>> START Given records
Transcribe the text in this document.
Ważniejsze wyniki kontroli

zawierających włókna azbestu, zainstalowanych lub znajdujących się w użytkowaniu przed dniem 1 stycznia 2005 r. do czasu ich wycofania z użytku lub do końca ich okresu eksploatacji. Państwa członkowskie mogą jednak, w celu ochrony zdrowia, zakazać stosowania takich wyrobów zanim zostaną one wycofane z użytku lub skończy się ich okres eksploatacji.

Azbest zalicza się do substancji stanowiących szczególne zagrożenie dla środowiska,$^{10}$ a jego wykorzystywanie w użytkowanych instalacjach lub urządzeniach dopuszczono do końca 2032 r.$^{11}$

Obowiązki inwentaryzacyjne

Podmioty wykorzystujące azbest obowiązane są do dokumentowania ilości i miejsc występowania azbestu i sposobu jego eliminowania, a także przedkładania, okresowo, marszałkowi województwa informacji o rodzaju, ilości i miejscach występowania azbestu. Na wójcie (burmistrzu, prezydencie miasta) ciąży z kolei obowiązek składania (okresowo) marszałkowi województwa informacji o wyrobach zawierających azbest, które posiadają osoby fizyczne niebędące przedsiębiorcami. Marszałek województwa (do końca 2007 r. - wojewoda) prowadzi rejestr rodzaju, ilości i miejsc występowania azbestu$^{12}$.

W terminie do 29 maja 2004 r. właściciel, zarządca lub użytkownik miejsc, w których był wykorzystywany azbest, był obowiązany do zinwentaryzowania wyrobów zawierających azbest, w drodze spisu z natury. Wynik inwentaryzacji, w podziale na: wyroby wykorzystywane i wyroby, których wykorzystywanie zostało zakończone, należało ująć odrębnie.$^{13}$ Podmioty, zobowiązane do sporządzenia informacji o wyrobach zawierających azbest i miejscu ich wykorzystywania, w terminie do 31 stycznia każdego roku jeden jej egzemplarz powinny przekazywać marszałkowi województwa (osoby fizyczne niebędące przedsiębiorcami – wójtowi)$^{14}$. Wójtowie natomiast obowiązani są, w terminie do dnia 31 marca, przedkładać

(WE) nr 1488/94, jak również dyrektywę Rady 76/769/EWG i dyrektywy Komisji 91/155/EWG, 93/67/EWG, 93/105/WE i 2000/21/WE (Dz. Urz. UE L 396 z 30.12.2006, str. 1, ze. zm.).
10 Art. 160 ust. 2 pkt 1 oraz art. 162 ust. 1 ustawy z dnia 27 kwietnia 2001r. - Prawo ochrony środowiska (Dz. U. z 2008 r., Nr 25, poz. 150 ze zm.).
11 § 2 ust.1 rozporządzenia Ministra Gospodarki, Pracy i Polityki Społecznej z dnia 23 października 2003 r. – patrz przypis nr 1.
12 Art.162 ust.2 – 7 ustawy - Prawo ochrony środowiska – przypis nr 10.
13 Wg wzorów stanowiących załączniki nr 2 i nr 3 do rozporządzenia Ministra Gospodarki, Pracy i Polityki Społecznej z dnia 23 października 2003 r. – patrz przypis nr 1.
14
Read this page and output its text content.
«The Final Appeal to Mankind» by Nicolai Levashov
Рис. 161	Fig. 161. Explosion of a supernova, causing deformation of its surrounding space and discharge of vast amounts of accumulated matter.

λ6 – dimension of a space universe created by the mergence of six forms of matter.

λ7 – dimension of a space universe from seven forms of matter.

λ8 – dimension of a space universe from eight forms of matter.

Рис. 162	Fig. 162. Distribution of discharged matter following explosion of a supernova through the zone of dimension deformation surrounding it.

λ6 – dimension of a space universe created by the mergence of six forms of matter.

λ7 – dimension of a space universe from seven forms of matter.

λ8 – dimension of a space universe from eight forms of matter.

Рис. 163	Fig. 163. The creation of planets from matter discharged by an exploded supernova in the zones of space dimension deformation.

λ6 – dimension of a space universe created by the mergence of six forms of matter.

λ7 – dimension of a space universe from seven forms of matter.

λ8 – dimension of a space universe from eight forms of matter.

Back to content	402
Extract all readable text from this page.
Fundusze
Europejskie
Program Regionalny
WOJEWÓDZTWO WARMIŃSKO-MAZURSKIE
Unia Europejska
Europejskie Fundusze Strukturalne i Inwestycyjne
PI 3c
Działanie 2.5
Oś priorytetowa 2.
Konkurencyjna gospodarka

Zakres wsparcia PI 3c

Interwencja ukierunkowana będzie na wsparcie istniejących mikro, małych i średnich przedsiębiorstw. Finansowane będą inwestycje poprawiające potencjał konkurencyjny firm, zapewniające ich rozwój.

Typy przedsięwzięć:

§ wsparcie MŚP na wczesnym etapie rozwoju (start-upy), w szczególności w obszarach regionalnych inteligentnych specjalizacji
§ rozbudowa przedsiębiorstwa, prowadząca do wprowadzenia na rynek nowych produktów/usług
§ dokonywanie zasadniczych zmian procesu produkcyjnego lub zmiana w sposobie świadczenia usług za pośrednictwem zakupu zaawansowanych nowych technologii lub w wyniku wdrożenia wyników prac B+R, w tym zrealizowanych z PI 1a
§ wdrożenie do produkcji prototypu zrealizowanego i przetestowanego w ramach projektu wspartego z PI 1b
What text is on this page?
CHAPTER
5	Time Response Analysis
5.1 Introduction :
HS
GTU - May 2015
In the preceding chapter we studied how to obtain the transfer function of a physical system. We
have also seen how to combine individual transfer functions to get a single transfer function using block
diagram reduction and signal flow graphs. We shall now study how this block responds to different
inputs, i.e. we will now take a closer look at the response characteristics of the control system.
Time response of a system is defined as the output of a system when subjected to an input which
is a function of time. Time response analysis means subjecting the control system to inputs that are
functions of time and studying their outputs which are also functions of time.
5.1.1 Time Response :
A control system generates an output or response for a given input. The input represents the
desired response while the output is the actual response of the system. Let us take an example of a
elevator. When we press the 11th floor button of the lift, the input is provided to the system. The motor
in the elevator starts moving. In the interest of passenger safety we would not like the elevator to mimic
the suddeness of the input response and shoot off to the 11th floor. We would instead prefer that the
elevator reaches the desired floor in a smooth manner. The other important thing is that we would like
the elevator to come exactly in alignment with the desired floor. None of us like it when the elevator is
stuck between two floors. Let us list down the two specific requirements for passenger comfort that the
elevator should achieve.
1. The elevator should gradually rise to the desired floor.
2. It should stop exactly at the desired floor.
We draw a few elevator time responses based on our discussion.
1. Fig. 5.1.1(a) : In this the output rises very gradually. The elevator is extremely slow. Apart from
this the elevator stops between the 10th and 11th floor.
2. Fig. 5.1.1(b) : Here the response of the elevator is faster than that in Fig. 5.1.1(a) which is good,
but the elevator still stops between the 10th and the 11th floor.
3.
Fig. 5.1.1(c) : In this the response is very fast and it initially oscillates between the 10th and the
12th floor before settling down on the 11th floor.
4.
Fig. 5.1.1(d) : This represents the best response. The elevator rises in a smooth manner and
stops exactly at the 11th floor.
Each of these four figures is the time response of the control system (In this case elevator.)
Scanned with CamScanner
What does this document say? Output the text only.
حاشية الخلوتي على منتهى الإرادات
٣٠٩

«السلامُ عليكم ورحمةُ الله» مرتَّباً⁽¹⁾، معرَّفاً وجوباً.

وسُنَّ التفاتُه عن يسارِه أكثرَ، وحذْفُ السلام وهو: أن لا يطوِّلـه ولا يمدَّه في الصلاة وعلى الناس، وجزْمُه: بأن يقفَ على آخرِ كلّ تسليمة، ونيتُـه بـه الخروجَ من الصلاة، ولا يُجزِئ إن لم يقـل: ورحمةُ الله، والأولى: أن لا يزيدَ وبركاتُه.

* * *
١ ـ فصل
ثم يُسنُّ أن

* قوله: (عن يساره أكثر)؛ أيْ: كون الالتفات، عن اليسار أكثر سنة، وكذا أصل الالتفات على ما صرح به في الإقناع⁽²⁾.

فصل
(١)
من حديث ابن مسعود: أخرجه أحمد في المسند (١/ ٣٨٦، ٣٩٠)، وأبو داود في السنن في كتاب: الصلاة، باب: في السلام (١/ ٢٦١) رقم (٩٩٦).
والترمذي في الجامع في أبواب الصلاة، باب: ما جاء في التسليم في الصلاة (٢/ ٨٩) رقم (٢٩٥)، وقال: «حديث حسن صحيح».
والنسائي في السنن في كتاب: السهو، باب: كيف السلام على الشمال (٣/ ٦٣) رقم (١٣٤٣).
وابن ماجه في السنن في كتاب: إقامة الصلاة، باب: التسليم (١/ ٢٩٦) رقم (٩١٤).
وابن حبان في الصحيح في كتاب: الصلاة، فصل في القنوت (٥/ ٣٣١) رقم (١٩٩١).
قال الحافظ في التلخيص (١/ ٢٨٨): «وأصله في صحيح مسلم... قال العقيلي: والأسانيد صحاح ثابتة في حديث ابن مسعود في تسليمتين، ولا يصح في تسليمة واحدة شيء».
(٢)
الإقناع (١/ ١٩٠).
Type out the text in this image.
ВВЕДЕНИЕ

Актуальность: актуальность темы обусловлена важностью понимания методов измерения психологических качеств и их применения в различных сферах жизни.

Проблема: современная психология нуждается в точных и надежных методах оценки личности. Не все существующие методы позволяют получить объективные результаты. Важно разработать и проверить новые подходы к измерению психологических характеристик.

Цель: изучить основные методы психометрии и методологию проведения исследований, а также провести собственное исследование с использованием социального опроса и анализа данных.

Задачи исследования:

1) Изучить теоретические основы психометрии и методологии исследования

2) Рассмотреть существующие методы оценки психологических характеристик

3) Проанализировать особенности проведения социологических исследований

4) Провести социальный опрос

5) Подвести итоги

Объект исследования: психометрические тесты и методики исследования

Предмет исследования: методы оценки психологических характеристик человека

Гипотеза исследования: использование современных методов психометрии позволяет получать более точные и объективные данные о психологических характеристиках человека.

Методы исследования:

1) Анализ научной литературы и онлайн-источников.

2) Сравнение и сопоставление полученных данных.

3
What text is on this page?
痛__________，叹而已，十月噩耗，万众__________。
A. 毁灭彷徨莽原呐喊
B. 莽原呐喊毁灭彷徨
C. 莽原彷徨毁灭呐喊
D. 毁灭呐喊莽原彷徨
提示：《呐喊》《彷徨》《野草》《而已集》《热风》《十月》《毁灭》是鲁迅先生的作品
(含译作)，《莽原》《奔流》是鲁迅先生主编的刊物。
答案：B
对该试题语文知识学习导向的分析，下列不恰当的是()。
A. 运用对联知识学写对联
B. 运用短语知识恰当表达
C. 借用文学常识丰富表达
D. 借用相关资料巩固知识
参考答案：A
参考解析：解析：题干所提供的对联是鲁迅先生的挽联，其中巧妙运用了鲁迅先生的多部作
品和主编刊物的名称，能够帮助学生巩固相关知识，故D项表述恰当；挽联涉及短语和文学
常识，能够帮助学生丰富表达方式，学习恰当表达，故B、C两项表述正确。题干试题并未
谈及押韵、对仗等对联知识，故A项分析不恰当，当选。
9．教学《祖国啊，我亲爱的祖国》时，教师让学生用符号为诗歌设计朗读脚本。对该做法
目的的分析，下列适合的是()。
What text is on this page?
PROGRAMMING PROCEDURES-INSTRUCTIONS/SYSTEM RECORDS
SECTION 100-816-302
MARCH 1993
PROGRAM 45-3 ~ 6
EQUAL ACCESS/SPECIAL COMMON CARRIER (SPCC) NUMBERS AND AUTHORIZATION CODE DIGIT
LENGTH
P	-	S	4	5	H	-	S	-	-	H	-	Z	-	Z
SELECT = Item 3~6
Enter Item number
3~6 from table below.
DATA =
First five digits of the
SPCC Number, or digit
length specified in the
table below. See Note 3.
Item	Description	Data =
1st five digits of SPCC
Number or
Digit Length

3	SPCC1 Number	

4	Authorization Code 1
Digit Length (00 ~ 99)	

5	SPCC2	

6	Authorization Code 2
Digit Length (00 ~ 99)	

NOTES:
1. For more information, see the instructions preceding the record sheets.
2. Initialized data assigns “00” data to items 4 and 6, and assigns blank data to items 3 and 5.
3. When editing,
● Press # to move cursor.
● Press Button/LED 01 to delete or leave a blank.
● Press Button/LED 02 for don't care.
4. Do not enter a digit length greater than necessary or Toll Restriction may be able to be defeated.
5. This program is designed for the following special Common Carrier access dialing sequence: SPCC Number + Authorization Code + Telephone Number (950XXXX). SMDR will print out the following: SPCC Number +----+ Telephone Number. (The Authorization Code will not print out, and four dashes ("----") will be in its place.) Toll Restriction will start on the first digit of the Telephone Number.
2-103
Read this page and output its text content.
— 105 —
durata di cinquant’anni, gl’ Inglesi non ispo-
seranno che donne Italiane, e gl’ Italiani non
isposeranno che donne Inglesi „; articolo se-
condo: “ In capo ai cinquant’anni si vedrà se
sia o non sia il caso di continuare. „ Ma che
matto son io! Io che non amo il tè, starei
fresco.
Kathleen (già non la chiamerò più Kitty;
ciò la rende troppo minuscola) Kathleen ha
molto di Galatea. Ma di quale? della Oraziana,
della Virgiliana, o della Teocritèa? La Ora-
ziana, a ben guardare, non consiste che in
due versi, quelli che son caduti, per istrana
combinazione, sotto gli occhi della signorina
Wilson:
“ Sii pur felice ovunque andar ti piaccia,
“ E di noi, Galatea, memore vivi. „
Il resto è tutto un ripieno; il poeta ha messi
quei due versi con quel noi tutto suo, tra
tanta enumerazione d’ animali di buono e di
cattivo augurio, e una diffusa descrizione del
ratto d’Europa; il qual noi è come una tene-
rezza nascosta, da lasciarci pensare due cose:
>> END Given records
▶ [Work to do] Looking at the records above, report how many lines contain the word "desired". Answer with the number only.

▶ [Answer] 5